§ Brano proposto:
>>>
Sostenibilità

Le fibre tessili e le microplastiche

L’inquinamento invisibile di mari e oceani
Glossario della Sostenibilità - MU Sustainable Innovation

Quando pensiamo all’inquinamento da rifiuti di mari e oceani la prima immagine è quella dei rifiuti plastici che galleggiano nell’acqua, dei sacchetti di plastica e delle reti da pesca abbandonate che intrappolano pesci e altri animali marini. 

 

Un altro pericolo, meno visibile e impossibile da catturare con immagini spettacolari è però quello delle microplastiche, presenti nei mari e negli oceani e che arrivano fino nei nostri piatti, come hanno mostrato  alcuni studi svolti da associazioni di consumatori – in Italia Altro Consumo - che hanno trovato presenza di microplastiche in circa il 40% di un campione testato di cozze, gamberi, scampi e mazzancolle surgelati acquistati nei supermercati e vari studi sui pesci del mediterraneo.

 

Il problema delle microplastiche chiama in causa direttamente anche la moda, i tessuti, in particolare quelli in fibre sintetiche e il modo in cui laviamo i nostri abiti.

 

Ma cosa sono le microplastiche?

Convenzionalmente, i rifiuti plastici sono suddivisi in: macroplastiche con dimensione maggiore di 200 mm; mesoplastiche, con dimensione tra 4,7 e 200 mm; microplastiche di medie dimensioni, tra 0,33 mm e 4,7 mm, una dimensione tale da renderle praticamente invisibili a occhio nudo.

 

Il grande numero di studi sull’argomento ha, senza ombra di dubbio, stabilito che il problema esiste, uno studio del 2016 di Legambiente, ad esempio ha dimostrato la presenza di microplastiche anche nei laghi italiani.
<<<
§ Consegna 1: Nel brano sulle microplastiche, tra quali dimensioni sono comprese le microplastiche di medie dimensioni?
§ Consegna 2: Riscrivi il brano sulle microplastiche partendo dalle parole "Un altro pericolo, meno" e fermandoti dopo "pesci del mediterraneo.", con "mercati rionali" al posto di "supermercati".
Le voci riportate qui non servono per svolgere l'esercizio.

§ Materiale fornito:
>>>
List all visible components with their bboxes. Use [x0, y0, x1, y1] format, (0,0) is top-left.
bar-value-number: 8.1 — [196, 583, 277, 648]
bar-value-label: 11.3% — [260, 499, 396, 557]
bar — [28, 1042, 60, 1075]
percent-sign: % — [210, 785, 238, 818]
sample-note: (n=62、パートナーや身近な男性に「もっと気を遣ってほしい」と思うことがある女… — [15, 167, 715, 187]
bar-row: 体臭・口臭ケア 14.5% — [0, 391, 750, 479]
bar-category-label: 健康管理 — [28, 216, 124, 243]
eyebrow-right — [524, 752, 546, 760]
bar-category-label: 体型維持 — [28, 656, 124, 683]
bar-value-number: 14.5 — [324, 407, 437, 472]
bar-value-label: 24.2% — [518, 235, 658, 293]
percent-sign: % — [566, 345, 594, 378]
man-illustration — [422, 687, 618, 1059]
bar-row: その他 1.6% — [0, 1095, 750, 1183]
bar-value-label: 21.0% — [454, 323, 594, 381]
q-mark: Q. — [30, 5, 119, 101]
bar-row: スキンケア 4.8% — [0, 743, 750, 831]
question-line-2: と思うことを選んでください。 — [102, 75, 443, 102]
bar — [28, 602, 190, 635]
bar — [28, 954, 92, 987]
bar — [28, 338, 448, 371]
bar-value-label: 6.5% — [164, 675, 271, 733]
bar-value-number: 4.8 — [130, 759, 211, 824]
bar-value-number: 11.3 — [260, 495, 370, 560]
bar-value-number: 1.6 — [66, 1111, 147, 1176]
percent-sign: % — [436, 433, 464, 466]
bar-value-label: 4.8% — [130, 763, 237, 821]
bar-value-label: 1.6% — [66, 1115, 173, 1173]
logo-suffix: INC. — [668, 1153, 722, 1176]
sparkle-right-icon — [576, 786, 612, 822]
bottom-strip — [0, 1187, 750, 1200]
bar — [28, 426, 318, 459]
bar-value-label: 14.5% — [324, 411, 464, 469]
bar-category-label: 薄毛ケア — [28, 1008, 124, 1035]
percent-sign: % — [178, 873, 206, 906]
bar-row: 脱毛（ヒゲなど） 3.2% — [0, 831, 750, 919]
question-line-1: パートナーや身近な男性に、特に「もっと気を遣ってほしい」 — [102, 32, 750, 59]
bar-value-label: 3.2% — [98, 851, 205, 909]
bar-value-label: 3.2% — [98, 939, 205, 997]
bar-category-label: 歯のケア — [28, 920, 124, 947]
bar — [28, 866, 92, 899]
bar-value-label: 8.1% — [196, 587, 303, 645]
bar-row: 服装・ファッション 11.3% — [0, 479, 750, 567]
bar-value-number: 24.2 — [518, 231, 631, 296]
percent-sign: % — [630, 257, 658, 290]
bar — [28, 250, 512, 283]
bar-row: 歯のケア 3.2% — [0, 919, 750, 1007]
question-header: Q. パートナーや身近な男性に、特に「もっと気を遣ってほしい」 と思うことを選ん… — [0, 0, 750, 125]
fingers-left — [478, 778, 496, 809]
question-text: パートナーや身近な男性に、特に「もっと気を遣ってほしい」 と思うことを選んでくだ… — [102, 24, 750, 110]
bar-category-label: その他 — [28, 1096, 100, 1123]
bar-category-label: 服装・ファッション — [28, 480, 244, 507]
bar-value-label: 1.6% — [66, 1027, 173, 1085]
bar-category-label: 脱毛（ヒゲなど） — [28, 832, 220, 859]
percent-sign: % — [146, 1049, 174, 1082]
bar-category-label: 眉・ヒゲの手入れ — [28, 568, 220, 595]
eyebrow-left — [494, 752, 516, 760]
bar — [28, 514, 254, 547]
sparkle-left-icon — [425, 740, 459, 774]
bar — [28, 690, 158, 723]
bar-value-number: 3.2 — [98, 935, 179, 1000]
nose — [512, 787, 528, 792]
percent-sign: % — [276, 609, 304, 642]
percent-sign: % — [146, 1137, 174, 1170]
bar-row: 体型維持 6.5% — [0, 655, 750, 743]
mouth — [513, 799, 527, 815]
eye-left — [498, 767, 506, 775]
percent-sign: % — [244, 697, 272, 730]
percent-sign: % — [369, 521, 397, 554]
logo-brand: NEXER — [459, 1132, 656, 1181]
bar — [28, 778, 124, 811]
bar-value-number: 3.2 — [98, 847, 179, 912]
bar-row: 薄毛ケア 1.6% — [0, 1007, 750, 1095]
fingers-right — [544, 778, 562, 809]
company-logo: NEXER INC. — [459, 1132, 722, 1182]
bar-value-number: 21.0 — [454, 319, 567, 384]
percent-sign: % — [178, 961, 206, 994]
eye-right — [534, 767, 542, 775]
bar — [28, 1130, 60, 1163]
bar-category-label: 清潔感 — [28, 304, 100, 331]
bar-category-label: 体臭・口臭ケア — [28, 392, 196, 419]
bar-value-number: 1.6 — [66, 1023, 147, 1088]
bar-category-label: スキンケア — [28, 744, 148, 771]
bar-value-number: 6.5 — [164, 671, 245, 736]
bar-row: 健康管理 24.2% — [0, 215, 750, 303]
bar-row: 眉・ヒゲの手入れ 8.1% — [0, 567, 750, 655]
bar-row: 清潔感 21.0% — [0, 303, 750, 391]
<<<
§ Risultato dell'esercizio 1: Tra 0,33 mm e 4,7 mm.

§ Risultato dell'esercizio 2:
Un altro pericolo, meno visibile e impossibile da catturare con immagini spettacolari è però quello delle microplastiche, presenti nei mari e negli oceani e che arrivano fino nei nostri piatti, come hanno mostrato  alcuni studi svolti da associazioni di consumatori – in Italia Altro Consumo - che hanno trovato presenza di microplastiche in circa il 40% di un campione testato di cozze, gamberi, scampi e mazzancolle surgelati acquistati nei mercati rionali e vari studi sui pesci del mediterraneo.